## What you should do:
Return the complete listing that follows, with each line reproduced exactly.

::: Provided material :::

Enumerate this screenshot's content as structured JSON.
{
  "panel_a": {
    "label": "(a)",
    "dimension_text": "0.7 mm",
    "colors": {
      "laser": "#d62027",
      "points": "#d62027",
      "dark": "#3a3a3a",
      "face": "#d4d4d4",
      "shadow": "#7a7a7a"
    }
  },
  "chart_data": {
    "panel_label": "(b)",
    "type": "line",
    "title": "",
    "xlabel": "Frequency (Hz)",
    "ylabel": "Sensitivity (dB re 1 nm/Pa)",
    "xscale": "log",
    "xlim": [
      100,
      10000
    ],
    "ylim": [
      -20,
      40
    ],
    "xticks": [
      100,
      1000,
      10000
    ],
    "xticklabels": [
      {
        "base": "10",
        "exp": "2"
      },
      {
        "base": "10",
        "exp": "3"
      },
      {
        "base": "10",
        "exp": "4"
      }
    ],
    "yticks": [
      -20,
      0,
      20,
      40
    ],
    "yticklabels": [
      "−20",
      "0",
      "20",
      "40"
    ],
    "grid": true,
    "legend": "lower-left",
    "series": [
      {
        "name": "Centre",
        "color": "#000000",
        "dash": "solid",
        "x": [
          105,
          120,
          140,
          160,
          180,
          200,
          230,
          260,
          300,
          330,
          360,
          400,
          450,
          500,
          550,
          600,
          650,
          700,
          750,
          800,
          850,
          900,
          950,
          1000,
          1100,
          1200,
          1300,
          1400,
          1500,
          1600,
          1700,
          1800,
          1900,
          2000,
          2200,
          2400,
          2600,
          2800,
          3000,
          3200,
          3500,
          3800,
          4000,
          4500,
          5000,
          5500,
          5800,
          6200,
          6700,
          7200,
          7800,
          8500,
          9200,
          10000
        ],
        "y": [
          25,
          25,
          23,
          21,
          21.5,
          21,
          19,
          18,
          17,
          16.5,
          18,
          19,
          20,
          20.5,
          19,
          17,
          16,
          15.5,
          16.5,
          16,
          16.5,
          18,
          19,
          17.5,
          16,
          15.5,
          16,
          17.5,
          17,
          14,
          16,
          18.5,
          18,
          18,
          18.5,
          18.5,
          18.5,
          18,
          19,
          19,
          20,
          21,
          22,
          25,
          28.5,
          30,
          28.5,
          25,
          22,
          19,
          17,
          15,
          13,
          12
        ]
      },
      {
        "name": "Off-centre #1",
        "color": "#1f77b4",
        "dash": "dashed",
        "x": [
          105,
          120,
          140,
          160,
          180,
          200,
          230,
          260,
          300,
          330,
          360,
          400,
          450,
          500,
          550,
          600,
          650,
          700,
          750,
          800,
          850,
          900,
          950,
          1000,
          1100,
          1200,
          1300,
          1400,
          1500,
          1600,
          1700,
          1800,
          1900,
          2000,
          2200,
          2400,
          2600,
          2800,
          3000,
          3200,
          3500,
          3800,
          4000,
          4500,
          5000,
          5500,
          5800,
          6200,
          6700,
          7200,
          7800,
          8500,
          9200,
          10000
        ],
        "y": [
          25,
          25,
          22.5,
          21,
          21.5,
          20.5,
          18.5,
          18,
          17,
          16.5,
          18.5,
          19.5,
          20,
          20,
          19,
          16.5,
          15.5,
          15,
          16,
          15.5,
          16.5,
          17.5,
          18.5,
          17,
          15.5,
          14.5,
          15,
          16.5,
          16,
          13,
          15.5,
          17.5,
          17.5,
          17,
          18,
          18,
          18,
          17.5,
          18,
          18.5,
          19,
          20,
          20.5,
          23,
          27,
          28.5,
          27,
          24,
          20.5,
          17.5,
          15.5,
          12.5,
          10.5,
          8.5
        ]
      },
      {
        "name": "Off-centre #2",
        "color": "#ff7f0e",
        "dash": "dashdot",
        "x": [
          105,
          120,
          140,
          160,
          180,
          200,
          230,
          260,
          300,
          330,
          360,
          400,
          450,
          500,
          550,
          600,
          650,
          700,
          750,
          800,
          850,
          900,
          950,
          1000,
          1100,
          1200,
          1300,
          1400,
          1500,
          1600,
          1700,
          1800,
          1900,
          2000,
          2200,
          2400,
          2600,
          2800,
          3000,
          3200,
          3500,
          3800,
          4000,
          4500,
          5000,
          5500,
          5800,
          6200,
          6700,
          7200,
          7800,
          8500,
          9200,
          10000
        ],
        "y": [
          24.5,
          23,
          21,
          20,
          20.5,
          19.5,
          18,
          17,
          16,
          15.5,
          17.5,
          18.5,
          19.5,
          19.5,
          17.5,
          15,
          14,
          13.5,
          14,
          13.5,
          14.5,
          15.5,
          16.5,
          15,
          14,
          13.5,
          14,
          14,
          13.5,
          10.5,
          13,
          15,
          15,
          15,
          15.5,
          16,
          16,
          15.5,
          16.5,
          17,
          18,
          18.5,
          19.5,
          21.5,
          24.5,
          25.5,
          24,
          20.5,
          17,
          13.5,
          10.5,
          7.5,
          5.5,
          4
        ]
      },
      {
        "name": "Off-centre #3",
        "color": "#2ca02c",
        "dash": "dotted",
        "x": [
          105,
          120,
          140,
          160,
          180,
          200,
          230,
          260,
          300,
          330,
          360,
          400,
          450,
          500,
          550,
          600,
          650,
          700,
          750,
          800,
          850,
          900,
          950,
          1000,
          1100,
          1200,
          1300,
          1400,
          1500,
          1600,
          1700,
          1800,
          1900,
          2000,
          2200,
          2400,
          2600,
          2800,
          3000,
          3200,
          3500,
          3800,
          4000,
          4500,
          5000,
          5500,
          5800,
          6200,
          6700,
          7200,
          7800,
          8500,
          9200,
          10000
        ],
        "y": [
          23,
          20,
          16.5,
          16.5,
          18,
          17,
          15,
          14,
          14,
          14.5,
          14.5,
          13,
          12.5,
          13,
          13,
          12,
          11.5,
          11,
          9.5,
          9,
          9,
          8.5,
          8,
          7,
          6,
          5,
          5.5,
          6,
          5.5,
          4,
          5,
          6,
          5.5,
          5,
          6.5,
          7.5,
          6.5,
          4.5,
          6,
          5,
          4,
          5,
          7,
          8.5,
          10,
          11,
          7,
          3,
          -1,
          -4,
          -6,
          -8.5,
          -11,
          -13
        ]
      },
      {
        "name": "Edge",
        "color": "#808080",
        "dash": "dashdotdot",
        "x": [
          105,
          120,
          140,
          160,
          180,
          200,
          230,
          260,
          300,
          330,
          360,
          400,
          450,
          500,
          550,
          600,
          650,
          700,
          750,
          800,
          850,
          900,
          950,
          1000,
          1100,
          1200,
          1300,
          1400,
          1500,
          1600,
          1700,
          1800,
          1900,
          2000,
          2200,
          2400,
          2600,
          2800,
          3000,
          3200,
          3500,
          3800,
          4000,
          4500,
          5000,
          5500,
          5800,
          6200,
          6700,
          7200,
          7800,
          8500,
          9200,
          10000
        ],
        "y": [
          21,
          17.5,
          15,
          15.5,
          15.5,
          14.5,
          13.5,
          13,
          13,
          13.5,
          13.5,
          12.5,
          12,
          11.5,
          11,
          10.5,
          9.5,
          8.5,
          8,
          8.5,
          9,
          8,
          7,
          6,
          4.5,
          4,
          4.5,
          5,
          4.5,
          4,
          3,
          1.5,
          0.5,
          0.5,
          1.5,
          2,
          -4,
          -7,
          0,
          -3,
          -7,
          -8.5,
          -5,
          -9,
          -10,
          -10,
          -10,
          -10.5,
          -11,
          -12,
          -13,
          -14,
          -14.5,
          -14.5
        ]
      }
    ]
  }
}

:::

## Worked answer:
Enumerate this screenshot's content as structured JSON.
{
  "panel_a": {
    "label": "(a)",
    "dimension_text": "0.7 mm",
    "colors": {
      "laser": "#d62027",
      "points": "#d62027",
      "dark": "#3a3a3a",
      "face": "#d4d4d4",
      "shadow": "#7a7a7a"
    }
  },
  "chart_data": {
    "panel_label": "(b)",
    "type": "line",
    "title": "",
    "xlabel": "Frequency (Hz)",
    "ylabel": "Sensitivity (dB re 1 nm/Pa)",
    "xscale": "log",
    "xlim": [
      100,
      10000
    ],
    "ylim": [
      -20,
      40
    ],
    "xticks": [
      100,
      1000,
      10000
    ],
    "xticklabels": [
      {
        "base": "10",
        "exp": "2"
      },
      {
        "base": "10",
        "exp": "3"
      },
      {
        "base": "10",
        "exp": "4"
      }
    ],
    "yticks": [
      -20,
      0,
      20,
      40
    ],
    "yticklabels": [
      "−20",
      "0",
      "20",
      "40"
    ],
    "grid": true,
    "legend": "lower-left",
    "series": [
      {
        "name": "Centre",
        "color": "#000000",
        "dash": "solid",
        "x": [
          105,
          120,
          140,
          160,
          180,
          200,
          230,
          260,
          300,
          330,
          360,
          400,
          450,
          500,
          550,
          600,
          650,
          700,
          750,
          800,
          850,
          900,
          950,
          1000,
          1100,
          1200,
          1300,
          1400,
          1500,
          1600,
          1700,
          1800,
          1900,
          2000,
          2200,
          2400,
          2600,
          2800,
          3000,
          3200,
          3500,
          3800,
          4000,
          4500,
          5000,
          5500,
          5800,
          6200,
          6700,
          7200,
          7800,
          8500,
          9200,
          10000
        ],
        "y": [
          25,
          25,
          23,
          21,
          21.5,
          21,
          19,
          18,
          17,
          16.5,
          18,
          19,
          20,
          20.5,
          19,
          17,
          16,
          15.5,
          16.5,
          16,
          16.5,
          18,
          19,
          17.5,
          16,
          15.5,
          16,
          17.5,
          17,
          14,
          16,
          18.5,
          18,
          18,
          18.5,
          18.5,
          18.5,
          18,
          19,
          19,
          20,
          21,
          22,
          25,
          28.5,
          30,
          28.5,
          25,
          22,
          19,
          17,
          15,
          13,
          12
        ]
      },
      {
        "name": "Off-centre #1",
        "color": "#1f77b4",
        "dash": "dashed",
        "x": [
          105,
          120,
          140,
          160,
          180,
          200,
          230,
          260,
          300,
          330,
          360,
          400,
          450,
          500,
          550,
          600,
          650,
          700,
          750,
          800,
          850,
          900,
          950,
          1000,
          1100,
          1200,
          1300,
          1400,
          1500,
          1600,
          1700,
          1800,
          1900,
          2000,
          2200,
          2400,
          2600,
          2800,
          3000,
          3200,
          3500,
          3800,
          4000,
          4500,
          5000,
          5500,
          5800,
          6200,
          6700,
          7200,
          7800,
          8500,
          9200,
          10000
        ],
        "y": [
          25,
          25,
          22.5,
          21,
          21.5,
          20.5,
          18.5,
          18,
          17,
          16.5,
          18.5,
          19.5,
          20,
          20,
          19,
          16.5,
          15.5,
          15,
          16,
          15.5,
          16.5,
          17.5,
          18.5,
          17,
          15.5,
          14.5,
          15,
          16.5,
          16,
          13,
          15.5,
          17.5,
          17.5,
          17,
          18,
          18,
          18,
          17.5,
          18,
          18.5,
          19,
          20,
          20.5,
          23,
          27,
          28.5,
          27,
          24,
          20.5,
          17.5,
          15.5,
          12.5,
          10.5,
          8.5
        ]
      },
      {
        "name": "Off-centre #2",
        "color": "#ff7f0e",
        "dash": "dashdot",
        "x": [
          105,
          120,
          140,
          160,
          180,
          200,
          230,
          260,
          300,
          330,
          360,
          400,
          450,
          500,
          550,
          600,
          650,
          700,
          750,
          800,
          850,
          900,
          950,
          1000,
          1100,
          1200,
          1300,
          1400,
          1500,
          1600,
          1700,
          1800,
          1900,
          2000,
          2200,
          2400,
          2600,
          2800,
          3000,
          3200,
          3500,
          3800,
          4000,
          4500,
          5000,
          5500,
          5800,
          6200,
          6700,
          7200,
          7800,
          8500,
          9200,
          10000
        ],
        "y": [
          24.5,
          23,
          21,
          20,
          20.5,
          19.5,
          18,
          17,
          16,
          15.5,
          17.5,
          18.5,
          19.5,
          19.5,
          17.5,
          15,
          14,
          13.5,
          14,
          13.5,
          14.5,
          15.5,
          16.5,
          15,
          14,
          13.5,
          14,
          14,
          13.5,
          10.5,
          13,
          15,
          15,
          15,
          15.5,
          16,
          16,
          15.5,
          16.5,
          17,
          18,
          18.5,
          19.5,
          21.5,
          24.5,
          25.5,
          24,
          20.5,
          17,
          13.5,
          10.5,
          7.5,
          5.5,
          4
        ]
      },
      {
        "name": "Off-centre #3",
        "color": "#2ca02c",
        "dash": "dotted",
        "x": [
          105,
          120,
          140,
          160,
          180,
          200,
          230,
          260,
          300,
          330,
          360,
          400,
          450,
          500,
          550,
          600,
          650,
          700,
          750,
          800,
          850,
          900,
          950,
          1000,
          1100,
          1200,
          1300,
          1400,
          1500,
          1600,
          1700,
          1800,
          1900,
          2000,
          2200,
          2400,
          2600,
          2800,
          3000,
          3200,
          3500,
          3800,
          4000,
          4500,
          5000,
          5500,
          5800,
          6200,
          6700,
          7200,
          7800,
          8500,
          9200,
          10000
        ],
        "y": [
          23,
          20,
          16.5,
          16.5,
          18,
          17,
          15,
          14,
          14,
          14.5,
          14.5,
          13,
          12.5,
          13,
          13,
          12,
          11.5,
          11,
          9.5,
          9,
          9,
          8.5,
          8,
          7,
          6,
          5,
          5.5,
          6,
          5.5,
          4,
          5,
          6,
          5.5,
          5,
          6.5,
          7.5,
          6.5,
          4.5,
          6,
          5,
          4,
          5,
          7,
          8.5,
          10,
          11,
          7,
          3,
          -1,
          -4,
          -6,
          -8.5,
          -11,
          -13
        ]
      },
      {
        "name": "Edge",
        "color": "#808080",
        "dash": "dashdotdot",
        "x": [
          105,
          120,
          140,
          160,
          180,
          200,
          230,
          260,
          300,
          330,
          360,
          400,
          450,
          500,
          550,
          600,
          650,
          700,
          750,
          800,
          850,
          900,
          950,
          1000,
          1100,
          1200,
          1300,
          1400,
          1500,
          1600,
          1700,
          1800,
          1900,
          2000,
          2200,
          2400,
          2600,
          2800,
          3000,
          3200,
          3500,
          3800,
          4000,
          4500,
          5000,
          5500,
          5800,
          6200,
          6700,
          7200,
          7800,
          8500,
          9200,
          10000
        ],
        "y": [
          21,
          17.5,
          15,
          15.5,
          15.5,
          14.5,
          13.5,
          13,
          13,
          13.5,
          13.5,
          12.5,
          12,
          11.5,
          11,
          10.5,
          9.5,
          8.5,
          8,
          8.5,
          9,
          8,
          7,
          6,
          4.5,
          4,
          4.5,
          5,
          4.5,
          4,
          3,
          1.5,
          0.5,
          0.5,
          1.5,
          2,
          -4,
          -7,
          0,
          -3,
          -7,
          -8.5,
          -5,
          -9,
          -10,
          -10,
          -10,
          -10.5,
          -11,
          -12,
          -13,
          -14,
          -14.5,
          -14.5
        ]
      }
    ]
  }
}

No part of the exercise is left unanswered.